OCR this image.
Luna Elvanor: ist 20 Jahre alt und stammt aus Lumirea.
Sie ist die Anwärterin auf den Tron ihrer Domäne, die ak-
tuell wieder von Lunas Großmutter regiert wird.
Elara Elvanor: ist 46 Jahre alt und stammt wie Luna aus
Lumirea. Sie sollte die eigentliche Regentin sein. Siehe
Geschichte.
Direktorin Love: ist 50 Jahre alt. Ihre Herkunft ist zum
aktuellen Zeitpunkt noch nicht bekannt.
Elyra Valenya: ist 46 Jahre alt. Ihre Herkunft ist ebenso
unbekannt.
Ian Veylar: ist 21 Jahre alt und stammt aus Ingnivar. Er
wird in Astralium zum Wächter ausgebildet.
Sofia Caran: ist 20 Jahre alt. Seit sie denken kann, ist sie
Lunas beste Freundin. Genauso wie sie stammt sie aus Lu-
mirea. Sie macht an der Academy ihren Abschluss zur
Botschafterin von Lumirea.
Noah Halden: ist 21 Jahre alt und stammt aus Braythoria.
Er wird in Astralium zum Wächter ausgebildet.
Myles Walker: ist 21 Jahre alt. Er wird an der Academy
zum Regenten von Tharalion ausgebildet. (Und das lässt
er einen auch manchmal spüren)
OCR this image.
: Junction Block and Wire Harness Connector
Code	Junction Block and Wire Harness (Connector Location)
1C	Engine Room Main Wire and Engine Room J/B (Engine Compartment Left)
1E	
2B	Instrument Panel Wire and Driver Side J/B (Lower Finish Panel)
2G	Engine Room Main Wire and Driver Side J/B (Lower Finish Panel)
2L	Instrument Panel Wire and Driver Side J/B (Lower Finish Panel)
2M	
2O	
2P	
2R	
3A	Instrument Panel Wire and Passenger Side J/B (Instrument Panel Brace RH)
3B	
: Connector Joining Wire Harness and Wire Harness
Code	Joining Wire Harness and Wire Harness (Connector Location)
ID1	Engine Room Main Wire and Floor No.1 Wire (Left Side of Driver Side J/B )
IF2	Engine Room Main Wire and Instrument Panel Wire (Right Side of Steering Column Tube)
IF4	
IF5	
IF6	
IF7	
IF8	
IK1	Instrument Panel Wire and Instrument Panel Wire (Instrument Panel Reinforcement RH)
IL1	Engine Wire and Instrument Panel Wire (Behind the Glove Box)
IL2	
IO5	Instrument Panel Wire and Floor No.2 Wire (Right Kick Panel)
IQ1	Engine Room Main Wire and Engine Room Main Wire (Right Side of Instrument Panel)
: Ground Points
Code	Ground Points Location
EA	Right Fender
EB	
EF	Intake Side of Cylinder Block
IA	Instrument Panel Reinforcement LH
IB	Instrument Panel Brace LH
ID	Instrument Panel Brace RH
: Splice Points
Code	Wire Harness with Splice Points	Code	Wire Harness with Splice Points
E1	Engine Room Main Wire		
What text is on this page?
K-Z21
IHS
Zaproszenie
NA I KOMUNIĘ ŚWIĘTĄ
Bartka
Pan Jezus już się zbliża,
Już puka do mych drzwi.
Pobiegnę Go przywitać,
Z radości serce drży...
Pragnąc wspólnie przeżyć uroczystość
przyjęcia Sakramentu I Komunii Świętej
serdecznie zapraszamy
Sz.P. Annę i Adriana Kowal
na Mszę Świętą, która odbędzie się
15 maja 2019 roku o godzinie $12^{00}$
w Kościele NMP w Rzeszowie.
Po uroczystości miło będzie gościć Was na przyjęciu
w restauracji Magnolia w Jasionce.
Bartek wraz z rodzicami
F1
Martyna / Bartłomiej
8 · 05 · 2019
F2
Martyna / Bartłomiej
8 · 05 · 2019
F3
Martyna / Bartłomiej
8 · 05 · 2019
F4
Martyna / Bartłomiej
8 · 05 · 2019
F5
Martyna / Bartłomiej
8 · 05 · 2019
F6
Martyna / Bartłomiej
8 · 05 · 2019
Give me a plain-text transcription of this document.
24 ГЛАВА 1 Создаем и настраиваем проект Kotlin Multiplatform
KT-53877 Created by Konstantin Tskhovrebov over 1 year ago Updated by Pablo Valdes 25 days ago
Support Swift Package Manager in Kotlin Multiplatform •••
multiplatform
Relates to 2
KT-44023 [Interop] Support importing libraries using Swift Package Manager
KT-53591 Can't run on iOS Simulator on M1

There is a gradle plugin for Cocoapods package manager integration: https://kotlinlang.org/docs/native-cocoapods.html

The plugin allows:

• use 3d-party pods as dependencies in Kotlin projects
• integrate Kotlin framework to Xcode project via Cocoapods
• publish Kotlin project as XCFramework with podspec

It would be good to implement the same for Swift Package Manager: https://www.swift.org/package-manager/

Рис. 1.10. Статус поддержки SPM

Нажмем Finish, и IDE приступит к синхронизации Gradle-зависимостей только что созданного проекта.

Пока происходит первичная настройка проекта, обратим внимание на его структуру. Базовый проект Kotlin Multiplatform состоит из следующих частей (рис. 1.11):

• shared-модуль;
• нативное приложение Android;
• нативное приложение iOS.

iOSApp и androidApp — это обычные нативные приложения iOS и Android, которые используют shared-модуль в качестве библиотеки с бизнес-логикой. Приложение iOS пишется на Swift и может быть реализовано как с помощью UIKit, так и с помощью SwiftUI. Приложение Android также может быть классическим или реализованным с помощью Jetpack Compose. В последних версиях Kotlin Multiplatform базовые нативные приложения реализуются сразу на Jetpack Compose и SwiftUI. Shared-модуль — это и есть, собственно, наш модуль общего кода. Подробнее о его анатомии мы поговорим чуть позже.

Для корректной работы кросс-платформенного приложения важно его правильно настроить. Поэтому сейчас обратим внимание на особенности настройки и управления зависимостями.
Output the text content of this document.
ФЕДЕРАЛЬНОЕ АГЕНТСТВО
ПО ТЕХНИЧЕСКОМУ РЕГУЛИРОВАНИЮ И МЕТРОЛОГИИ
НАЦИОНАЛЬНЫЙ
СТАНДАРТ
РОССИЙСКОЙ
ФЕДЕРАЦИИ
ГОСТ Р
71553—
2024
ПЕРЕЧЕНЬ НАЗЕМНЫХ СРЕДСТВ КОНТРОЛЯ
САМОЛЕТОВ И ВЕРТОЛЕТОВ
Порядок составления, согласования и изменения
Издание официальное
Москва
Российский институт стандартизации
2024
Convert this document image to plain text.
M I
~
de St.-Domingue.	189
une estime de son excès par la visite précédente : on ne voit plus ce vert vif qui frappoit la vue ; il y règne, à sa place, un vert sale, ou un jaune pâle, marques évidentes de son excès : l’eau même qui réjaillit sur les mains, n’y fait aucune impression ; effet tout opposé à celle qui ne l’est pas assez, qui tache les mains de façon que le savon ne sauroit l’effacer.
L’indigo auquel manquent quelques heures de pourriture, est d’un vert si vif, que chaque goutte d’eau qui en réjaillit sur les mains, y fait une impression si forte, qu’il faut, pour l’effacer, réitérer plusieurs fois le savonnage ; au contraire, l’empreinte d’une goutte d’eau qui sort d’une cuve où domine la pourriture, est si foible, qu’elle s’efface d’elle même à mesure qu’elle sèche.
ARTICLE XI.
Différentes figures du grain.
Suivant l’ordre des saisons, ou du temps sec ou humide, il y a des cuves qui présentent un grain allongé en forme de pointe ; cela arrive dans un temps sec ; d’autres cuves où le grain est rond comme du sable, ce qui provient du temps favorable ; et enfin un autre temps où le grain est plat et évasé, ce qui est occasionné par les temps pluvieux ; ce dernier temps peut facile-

- Your objective -
Copy every line exactly. Leave nothing out.

- Task response -
OCR this image.
Luna Elvanor: ist 20 Jahre alt und stammt aus Lumirea.
Sie ist die Anwärterin auf den Tron ihrer Domäne, die ak-
tuell wieder von Lunas Großmutter regiert wird.
Elara Elvanor: ist 46 Jahre alt und stammt wie Luna aus
Lumirea. Sie sollte die eigentliche Regentin sein. Siehe
Geschichte.
Direktorin Love: ist 50 Jahre alt. Ihre Herkunft ist zum
aktuellen Zeitpunkt noch nicht bekannt.
Elyra Valenya: ist 46 Jahre alt. Ihre Herkunft ist ebenso
unbekannt.
Ian Veylar: ist 21 Jahre alt und stammt aus Ingnivar. Er
wird in Astralium zum Wächter ausgebildet.
Sofia Caran: ist 20 Jahre alt. Seit sie denken kann, ist sie
Lunas beste Freundin. Genauso wie sie stammt sie aus Lu-
mirea. Sie macht an der Academy ihren Abschluss zur
Botschafterin von Lumirea.
Noah Halden: ist 21 Jahre alt und stammt aus Braythoria.
Er wird in Astralium zum Wächter ausgebildet.
Myles Walker: ist 21 Jahre alt. Er wird an der Academy
zum Regenten von Tharalion ausgebildet. (Und das lässt
er einen auch manchmal spüren)
OCR this image.
: Junction Block and Wire Harness Connector
Code	Junction Block and Wire Harness (Connector Location)
1C	Engine Room Main Wire and Engine Room J/B (Engine Compartment Left)
1E	
2B	Instrument Panel Wire and Driver Side J/B (Lower Finish Panel)
2G	Engine Room Main Wire and Driver Side J/B (Lower Finish Panel)
2L	Instrument Panel Wire and Driver Side J/B (Lower Finish Panel)
2M	
2O	
2P	
2R	
3A	Instrument Panel Wire and Passenger Side J/B (Instrument Panel Brace RH)
3B	
: Connector Joining Wire Harness and Wire Harness
Code	Joining Wire Harness and Wire Harness (Connector Location)
ID1	Engine Room Main Wire and Floor No.1 Wire (Left Side of Driver Side J/B )
IF2	Engine Room Main Wire and Instrument Panel Wire (Right Side of Steering Column Tube)
IF4	
IF5	
IF6	
IF7	
IF8	
IK1	Instrument Panel Wire and Instrument Panel Wire (Instrument Panel Reinforcement RH)
IL1	Engine Wire and Instrument Panel Wire (Behind the Glove Box)
IL2	
IO5	Instrument Panel Wire and Floor No.2 Wire (Right Kick Panel)
IQ1	Engine Room Main Wire and Engine Room Main Wire (Right Side of Instrument Panel)
: Ground Points
Code	Ground Points Location
EA	Right Fender
EB	
EF	Intake Side of Cylinder Block
IA	Instrument Panel Reinforcement LH
IB	Instrument Panel Brace LH
ID	Instrument Panel Brace RH
: Splice Points
Code	Wire Harness with Splice Points	Code	Wire Harness with Splice Points
E1	Engine Room Main Wire		
What text is on this page?
K-Z21
IHS
Zaproszenie
NA I KOMUNIĘ ŚWIĘTĄ
Bartka
Pan Jezus już się zbliża,
Już puka do mych drzwi.
Pobiegnę Go przywitać,
Z radości serce drży...
Pragnąc wspólnie przeżyć uroczystość
przyjęcia Sakramentu I Komunii Świętej
serdecznie zapraszamy
Sz.P. Annę i Adriana Kowal
na Mszę Świętą, która odbędzie się
15 maja 2019 roku o godzinie $12^{00}$
w Kościele NMP w Rzeszowie.
Po uroczystości miło będzie gościć Was na przyjęciu
w restauracji Magnolia w Jasionce.
Bartek wraz z rodzicami
F1
Martyna / Bartłomiej
8 · 05 · 2019
F2
Martyna / Bartłomiej
8 · 05 · 2019
F3
Martyna / Bartłomiej
8 · 05 · 2019
F4
Martyna / Bartłomiej
8 · 05 · 2019
F5
Martyna / Bartłomiej
8 · 05 · 2019
F6
Martyna / Bartłomiej
8 · 05 · 2019
Give me a plain-text transcription of this document.
24 ГЛАВА 1 Создаем и настраиваем проект Kotlin Multiplatform
KT-53877 Created by Konstantin Tskhovrebov over 1 year ago Updated by Pablo Valdes 25 days ago
Support Swift Package Manager in Kotlin Multiplatform •••
multiplatform
Relates to 2
KT-44023 [Interop] Support importing libraries using Swift Package Manager
KT-53591 Can't run on iOS Simulator on M1

There is a gradle plugin for Cocoapods package manager integration: https://kotlinlang.org/docs/native-cocoapods.html

The plugin allows:

• use 3d-party pods as dependencies in Kotlin projects
• integrate Kotlin framework to Xcode project via Cocoapods
• publish Kotlin project as XCFramework with podspec

It would be good to implement the same for Swift Package Manager: https://www.swift.org/package-manager/

Рис. 1.10. Статус поддержки SPM

Нажмем Finish, и IDE приступит к синхронизации Gradle-зависимостей только что созданного проекта.

Пока происходит первичная настройка проекта, обратим внимание на его структуру. Базовый проект Kotlin Multiplatform состоит из следующих частей (рис. 1.11):

• shared-модуль;
• нативное приложение Android;
• нативное приложение iOS.

iOSApp и androidApp — это обычные нативные приложения iOS и Android, которые используют shared-модуль в качестве библиотеки с бизнес-логикой. Приложение iOS пишется на Swift и может быть реализовано как с помощью UIKit, так и с помощью SwiftUI. Приложение Android также может быть классическим или реализованным с помощью Jetpack Compose. В последних версиях Kotlin Multiplatform базовые нативные приложения реализуются сразу на Jetpack Compose и SwiftUI. Shared-модуль — это и есть, собственно, наш модуль общего кода. Подробнее о его анатомии мы поговорим чуть позже.

Для корректной работы кросс-платформенного приложения важно его правильно настроить. Поэтому сейчас обратим внимание на особенности настройки и управления зависимостями.
Output the text content of this document.
ФЕДЕРАЛЬНОЕ АГЕНТСТВО
ПО ТЕХНИЧЕСКОМУ РЕГУЛИРОВАНИЮ И МЕТРОЛОГИИ
НАЦИОНАЛЬНЫЙ
СТАНДАРТ
РОССИЙСКОЙ
ФЕДЕРАЦИИ
ГОСТ Р
71553—
2024
ПЕРЕЧЕНЬ НАЗЕМНЫХ СРЕДСТВ КОНТРОЛЯ
САМОЛЕТОВ И ВЕРТОЛЕТОВ
Порядок составления, согласования и изменения
Издание официальное
Москва
Российский институт стандартизации
2024
Convert this document image to plain text.
M I
~
de St.-Domingue.	189
une estime de son excès par la visite précédente : on ne voit plus ce vert vif qui frappoit la vue ; il y règne, à sa place, un vert sale, ou un jaune pâle, marques évidentes de son excès : l’eau même qui réjaillit sur les mains, n’y fait aucune impression ; effet tout opposé à celle qui ne l’est pas assez, qui tache les mains de façon que le savon ne sauroit l’effacer.
L’indigo auquel manquent quelques heures de pourriture, est d’un vert si vif, que chaque goutte d’eau qui en réjaillit sur les mains, y fait une impression si forte, qu’il faut, pour l’effacer, réitérer plusieurs fois le savonnage ; au contraire, l’empreinte d’une goutte d’eau qui sort d’une cuve où domine la pourriture, est si foible, qu’elle s’efface d’elle même à mesure qu’elle sèche.
ARTICLE XI.
Différentes figures du grain.
Suivant l’ordre des saisons, ou du temps sec ou humide, il y a des cuves qui présentent un grain allongé en forme de pointe ; cela arrive dans un temps sec ; d’autres cuves où le grain est rond comme du sable, ce qui provient du temps favorable ; et enfin un autre temps où le grain est plat et évasé, ce qui est occasionné par les temps pluvieux ; ce dernier temps peut facile-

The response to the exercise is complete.